What you will do: Go through the listing and pick out each line with the word "Agence" in it.

Task inputs:
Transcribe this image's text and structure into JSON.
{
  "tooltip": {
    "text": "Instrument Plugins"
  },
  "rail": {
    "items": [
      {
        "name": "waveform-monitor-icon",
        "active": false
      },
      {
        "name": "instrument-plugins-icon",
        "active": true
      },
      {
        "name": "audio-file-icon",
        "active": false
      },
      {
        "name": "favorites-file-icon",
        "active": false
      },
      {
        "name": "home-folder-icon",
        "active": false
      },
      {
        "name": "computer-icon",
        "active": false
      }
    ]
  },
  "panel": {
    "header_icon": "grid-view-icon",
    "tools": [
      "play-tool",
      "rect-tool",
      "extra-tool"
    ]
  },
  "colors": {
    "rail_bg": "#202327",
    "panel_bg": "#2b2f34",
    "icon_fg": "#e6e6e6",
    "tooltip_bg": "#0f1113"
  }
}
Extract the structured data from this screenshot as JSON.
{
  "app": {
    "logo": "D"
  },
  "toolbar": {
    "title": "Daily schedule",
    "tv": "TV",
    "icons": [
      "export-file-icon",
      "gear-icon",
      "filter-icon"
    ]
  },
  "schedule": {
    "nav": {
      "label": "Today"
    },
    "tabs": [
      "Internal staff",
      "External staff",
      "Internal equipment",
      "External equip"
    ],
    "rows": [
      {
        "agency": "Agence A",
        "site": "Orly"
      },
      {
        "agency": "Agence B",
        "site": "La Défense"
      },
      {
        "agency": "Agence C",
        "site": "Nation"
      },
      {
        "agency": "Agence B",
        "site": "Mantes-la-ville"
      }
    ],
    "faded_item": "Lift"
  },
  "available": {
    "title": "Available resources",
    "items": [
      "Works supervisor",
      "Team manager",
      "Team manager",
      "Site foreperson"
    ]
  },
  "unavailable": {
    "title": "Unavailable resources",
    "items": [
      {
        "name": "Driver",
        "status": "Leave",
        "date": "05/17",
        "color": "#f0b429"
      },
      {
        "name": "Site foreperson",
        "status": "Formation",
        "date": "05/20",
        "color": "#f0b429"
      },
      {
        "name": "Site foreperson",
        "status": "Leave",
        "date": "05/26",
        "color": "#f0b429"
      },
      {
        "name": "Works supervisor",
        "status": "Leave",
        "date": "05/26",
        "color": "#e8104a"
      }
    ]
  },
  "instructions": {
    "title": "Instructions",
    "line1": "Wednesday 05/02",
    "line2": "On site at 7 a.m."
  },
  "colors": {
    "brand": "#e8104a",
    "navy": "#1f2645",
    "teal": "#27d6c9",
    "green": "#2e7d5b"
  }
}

Solution for this problem:
        "agency": "Agence A",
        "agency": "Agence B",
        "agency": "Agence C",
        "agency": "Agence B",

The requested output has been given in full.